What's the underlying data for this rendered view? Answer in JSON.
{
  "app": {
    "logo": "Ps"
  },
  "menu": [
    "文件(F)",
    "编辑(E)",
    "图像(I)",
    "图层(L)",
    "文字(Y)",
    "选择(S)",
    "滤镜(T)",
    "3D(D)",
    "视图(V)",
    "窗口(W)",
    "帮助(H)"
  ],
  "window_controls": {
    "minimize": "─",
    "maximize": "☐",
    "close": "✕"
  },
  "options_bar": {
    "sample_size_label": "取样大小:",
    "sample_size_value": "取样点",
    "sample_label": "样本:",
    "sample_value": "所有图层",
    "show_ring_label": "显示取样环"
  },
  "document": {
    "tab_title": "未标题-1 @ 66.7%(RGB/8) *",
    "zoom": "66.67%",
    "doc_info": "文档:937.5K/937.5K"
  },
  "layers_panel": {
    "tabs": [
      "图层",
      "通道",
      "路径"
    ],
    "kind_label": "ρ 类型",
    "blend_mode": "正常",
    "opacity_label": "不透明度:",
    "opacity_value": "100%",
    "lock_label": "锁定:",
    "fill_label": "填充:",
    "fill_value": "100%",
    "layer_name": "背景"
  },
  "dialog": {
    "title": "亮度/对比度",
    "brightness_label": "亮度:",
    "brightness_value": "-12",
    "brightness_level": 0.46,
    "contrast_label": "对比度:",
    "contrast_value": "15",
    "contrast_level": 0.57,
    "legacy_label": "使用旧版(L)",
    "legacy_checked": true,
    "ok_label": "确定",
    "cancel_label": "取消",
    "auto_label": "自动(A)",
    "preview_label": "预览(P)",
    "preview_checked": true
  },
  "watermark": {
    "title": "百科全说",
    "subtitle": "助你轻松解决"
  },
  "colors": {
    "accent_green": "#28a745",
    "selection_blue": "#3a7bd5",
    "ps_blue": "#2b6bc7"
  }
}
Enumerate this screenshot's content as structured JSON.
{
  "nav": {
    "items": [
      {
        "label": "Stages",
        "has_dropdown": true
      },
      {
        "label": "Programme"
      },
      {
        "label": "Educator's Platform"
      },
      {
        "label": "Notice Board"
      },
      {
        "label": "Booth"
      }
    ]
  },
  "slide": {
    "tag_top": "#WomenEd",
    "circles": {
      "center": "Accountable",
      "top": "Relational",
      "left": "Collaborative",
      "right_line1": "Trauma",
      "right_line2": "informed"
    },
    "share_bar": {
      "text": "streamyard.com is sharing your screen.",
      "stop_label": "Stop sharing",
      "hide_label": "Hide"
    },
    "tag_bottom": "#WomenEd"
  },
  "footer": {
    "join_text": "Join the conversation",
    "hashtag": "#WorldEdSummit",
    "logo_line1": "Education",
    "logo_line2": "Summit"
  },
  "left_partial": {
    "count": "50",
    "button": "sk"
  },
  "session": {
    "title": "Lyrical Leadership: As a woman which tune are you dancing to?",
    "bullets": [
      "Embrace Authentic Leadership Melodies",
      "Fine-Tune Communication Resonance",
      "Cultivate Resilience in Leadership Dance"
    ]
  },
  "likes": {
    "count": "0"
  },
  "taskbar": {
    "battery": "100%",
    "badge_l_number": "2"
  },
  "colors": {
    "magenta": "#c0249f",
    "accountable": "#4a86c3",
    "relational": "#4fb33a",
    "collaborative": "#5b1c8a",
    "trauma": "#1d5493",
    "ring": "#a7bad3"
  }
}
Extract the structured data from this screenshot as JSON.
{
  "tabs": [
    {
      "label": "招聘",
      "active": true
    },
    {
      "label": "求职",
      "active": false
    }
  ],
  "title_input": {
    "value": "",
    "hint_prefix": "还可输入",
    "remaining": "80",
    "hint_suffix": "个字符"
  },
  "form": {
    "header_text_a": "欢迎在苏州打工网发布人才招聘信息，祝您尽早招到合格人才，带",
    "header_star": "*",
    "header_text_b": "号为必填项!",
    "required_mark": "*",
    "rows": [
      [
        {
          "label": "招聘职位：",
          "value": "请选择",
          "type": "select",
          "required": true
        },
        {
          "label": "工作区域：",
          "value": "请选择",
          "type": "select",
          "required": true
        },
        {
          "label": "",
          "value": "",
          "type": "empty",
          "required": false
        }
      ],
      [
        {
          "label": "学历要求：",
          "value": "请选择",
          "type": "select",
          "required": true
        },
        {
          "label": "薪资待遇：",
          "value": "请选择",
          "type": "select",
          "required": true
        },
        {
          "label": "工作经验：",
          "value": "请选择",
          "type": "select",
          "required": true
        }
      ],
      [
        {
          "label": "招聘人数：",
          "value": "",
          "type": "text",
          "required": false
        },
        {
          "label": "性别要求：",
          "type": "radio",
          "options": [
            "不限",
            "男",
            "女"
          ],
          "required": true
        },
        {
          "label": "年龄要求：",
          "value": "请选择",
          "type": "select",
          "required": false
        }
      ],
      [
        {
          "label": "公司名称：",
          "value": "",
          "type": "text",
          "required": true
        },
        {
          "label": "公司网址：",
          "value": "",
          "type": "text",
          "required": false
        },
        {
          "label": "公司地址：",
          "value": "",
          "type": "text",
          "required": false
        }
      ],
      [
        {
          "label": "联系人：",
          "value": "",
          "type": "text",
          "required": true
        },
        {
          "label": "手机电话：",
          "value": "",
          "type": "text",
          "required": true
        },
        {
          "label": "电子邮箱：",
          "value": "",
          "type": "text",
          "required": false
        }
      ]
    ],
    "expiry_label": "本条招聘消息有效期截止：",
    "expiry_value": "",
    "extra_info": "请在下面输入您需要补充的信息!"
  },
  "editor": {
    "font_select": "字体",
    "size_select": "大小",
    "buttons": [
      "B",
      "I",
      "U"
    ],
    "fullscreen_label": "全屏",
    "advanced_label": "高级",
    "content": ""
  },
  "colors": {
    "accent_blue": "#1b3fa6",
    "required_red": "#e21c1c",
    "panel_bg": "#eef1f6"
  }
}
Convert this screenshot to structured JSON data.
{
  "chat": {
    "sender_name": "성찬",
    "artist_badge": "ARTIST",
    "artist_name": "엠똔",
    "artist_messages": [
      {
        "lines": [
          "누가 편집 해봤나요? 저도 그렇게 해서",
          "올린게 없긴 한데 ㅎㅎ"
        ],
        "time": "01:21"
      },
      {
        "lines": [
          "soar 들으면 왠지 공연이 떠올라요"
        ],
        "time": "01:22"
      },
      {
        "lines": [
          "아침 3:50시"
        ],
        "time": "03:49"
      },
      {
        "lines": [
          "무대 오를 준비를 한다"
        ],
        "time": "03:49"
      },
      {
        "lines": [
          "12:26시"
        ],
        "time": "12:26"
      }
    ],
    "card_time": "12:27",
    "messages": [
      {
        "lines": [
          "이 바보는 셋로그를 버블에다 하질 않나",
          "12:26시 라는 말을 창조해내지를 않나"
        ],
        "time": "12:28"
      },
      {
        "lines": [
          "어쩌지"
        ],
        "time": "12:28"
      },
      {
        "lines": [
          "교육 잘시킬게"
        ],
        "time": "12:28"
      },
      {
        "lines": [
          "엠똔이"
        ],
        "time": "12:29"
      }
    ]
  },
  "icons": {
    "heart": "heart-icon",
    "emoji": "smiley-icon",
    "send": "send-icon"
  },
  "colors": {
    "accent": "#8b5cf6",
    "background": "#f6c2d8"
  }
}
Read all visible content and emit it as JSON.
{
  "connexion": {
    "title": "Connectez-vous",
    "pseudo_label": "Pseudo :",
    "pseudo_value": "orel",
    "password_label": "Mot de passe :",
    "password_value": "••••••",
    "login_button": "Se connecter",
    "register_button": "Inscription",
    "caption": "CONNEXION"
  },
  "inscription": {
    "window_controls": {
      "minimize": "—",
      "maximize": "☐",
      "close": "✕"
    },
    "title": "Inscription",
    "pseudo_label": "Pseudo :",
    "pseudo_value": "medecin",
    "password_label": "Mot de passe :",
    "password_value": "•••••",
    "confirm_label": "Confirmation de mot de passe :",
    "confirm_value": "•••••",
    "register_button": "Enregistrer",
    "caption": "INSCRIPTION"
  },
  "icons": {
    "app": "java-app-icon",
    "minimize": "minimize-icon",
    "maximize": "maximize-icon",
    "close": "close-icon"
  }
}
==========
TASK GOAL
Reproduce only the lines running from the one that contains "Read all visible content and emit it as JSON." to the last line of the records.

WRITTEN SOLUTION
Read all visible content and emit it as JSON.
{
  "connexion": {
    "title": "Connectez-vous",
    "pseudo_label": "Pseudo :",
    "pseudo_value": "orel",
    "password_label": "Mot de passe :",
    "password_value": "••••••",
    "login_button": "Se connecter",
    "register_button": "Inscription",
    "caption": "CONNEXION"
  },
  "inscription": {
    "window_controls": {
      "minimize": "—",
      "maximize": "☐",
      "close": "✕"
    },
    "title": "Inscription",
    "pseudo_label": "Pseudo :",
    "pseudo_value": "medecin",
    "password_label": "Mot de passe :",
    "password_value": "•••••",
    "confirm_label": "Confirmation de mot de passe :",
    "confirm_value": "•••••",
    "register_button": "Enregistrer",
    "caption": "INSCRIPTION"
  },
  "icons": {
    "app": "java-app-icon",
    "minimize": "minimize-icon",
    "maximize": "maximize-icon",
    "close": "close-icon"
  }
}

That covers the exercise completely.